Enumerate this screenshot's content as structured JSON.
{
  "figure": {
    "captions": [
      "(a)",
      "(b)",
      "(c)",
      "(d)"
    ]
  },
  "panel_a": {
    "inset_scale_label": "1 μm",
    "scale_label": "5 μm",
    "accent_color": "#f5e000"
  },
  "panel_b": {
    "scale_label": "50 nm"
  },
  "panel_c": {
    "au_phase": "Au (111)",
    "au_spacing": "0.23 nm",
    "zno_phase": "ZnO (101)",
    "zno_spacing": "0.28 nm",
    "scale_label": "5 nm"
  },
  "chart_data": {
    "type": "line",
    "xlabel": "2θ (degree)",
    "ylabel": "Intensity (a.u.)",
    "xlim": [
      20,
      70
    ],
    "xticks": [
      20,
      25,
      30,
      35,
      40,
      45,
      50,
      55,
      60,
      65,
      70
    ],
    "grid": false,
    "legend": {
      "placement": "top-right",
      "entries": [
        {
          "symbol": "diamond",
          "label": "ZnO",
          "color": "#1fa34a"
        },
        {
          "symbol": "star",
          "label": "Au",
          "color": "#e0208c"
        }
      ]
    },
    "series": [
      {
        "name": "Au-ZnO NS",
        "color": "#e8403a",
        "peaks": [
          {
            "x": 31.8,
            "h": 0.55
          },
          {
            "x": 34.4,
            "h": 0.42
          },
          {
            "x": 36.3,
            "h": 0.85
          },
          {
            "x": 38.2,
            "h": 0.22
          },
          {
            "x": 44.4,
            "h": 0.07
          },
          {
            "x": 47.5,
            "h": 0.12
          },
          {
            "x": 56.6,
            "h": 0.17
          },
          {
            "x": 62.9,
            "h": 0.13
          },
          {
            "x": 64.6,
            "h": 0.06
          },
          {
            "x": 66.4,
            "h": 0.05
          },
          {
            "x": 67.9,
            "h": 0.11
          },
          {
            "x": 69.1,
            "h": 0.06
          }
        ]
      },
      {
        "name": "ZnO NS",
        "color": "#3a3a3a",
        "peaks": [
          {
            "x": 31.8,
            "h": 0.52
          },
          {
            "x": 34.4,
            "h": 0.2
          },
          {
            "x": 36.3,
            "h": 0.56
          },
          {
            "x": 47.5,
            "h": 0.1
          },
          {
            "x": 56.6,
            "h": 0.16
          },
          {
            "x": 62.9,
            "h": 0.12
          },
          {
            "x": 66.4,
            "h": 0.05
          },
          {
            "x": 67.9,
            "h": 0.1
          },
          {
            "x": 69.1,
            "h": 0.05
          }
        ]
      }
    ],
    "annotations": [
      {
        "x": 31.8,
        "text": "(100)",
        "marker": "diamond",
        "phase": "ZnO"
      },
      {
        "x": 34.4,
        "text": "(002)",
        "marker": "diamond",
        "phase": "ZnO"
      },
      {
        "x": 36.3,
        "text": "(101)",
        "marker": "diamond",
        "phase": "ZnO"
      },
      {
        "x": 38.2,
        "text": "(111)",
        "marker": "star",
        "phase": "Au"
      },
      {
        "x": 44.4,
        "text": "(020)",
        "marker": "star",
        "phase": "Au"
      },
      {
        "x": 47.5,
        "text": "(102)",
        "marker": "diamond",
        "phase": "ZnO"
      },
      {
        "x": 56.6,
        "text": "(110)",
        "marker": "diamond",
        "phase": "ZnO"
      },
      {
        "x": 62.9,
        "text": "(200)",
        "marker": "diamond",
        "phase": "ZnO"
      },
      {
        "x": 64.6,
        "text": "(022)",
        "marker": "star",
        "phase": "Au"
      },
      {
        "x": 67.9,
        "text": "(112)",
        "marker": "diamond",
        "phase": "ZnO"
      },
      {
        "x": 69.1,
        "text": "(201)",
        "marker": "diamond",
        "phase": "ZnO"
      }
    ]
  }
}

# Work to be completed:
Transcribe the whole listing with nothing added or left out.

# Solution to the problem:
Enumerate this screenshot's content as structured JSON.
{
  "figure": {
    "captions": [
      "(a)",
      "(b)",
      "(c)",
      "(d)"
    ]
  },
  "panel_a": {
    "inset_scale_label": "1 μm",
    "scale_label": "5 μm",
    "accent_color": "#f5e000"
  },
  "panel_b": {
    "scale_label": "50 nm"
  },
  "panel_c": {
    "au_phase": "Au (111)",
    "au_spacing": "0.23 nm",
    "zno_phase": "ZnO (101)",
    "zno_spacing": "0.28 nm",
    "scale_label": "5 nm"
  },
  "chart_data": {
    "type": "line",
    "xlabel": "2θ (degree)",
    "ylabel": "Intensity (a.u.)",
    "xlim": [
      20,
      70
    ],
    "xticks": [
      20,
      25,
      30,
      35,
      40,
      45,
      50,
      55,
      60,
      65,
      70
    ],
    "grid": false,
    "legend": {
      "placement": "top-right",
      "entries": [
        {
          "symbol": "diamond",
          "label": "ZnO",
          "color": "#1fa34a"
        },
        {
          "symbol": "star",
          "label": "Au",
          "color": "#e0208c"
        }
      ]
    },
    "series": [
      {
        "name": "Au-ZnO NS",
        "color": "#e8403a",
        "peaks": [
          {
            "x": 31.8,
            "h": 0.55
          },
          {
            "x": 34.4,
            "h": 0.42
          },
          {
            "x": 36.3,
            "h": 0.85
          },
          {
            "x": 38.2,
            "h": 0.22
          },
          {
            "x": 44.4,
            "h": 0.07
          },
          {
            "x": 47.5,
            "h": 0.12
          },
          {
            "x": 56.6,
            "h": 0.17
          },
          {
            "x": 62.9,
            "h": 0.13
          },
          {
            "x": 64.6,
            "h": 0.06
          },
          {
            "x": 66.4,
            "h": 0.05
          },
          {
            "x": 67.9,
            "h": 0.11
          },
          {
            "x": 69.1,
            "h": 0.06
          }
        ]
      },
      {
        "name": "ZnO NS",
        "color": "#3a3a3a",
        "peaks": [
          {
            "x": 31.8,
            "h": 0.52
          },
          {
            "x": 34.4,
            "h": 0.2
          },
          {
            "x": 36.3,
            "h": 0.56
          },
          {
            "x": 47.5,
            "h": 0.1
          },
          {
            "x": 56.6,
            "h": 0.16
          },
          {
            "x": 62.9,
            "h": 0.12
          },
          {
            "x": 66.4,
            "h": 0.05
          },
          {
            "x": 67.9,
            "h": 0.1
          },
          {
            "x": 69.1,
            "h": 0.05
          }
        ]
      }
    ],
    "annotations": [
      {
        "x": 31.8,
        "text": "(100)",
        "marker": "diamond",
        "phase": "ZnO"
      },
      {
        "x": 34.4,
        "text": "(002)",
        "marker": "diamond",
        "phase": "ZnO"
      },
      {
        "x": 36.3,
        "text": "(101)",
        "marker": "diamond",
        "phase": "ZnO"
      },
      {
        "x": 38.2,
        "text": "(111)",
        "marker": "star",
        "phase": "Au"
      },
      {
        "x": 44.4,
        "text": "(020)",
        "marker": "star",
        "phase": "Au"
      },
      {
        "x": 47.5,
        "text": "(102)",
        "marker": "diamond",
        "phase": "ZnO"
      },
      {
        "x": 56.6,
        "text": "(110)",
        "marker": "diamond",
        "phase": "ZnO"
      },
      {
        "x": 62.9,
        "text": "(200)",
        "marker": "diamond",
        "phase": "ZnO"
      },
      {
        "x": 64.6,
        "text": "(022)",
        "marker": "star",
        "phase": "Au"
      },
      {
        "x": 67.9,
        "text": "(112)",
        "marker": "diamond",
        "phase": "ZnO"
      },
      {
        "x": 69.1,
        "text": "(201)",
        "marker": "diamond",
        "phase": "ZnO"
      }
    ]
  }
}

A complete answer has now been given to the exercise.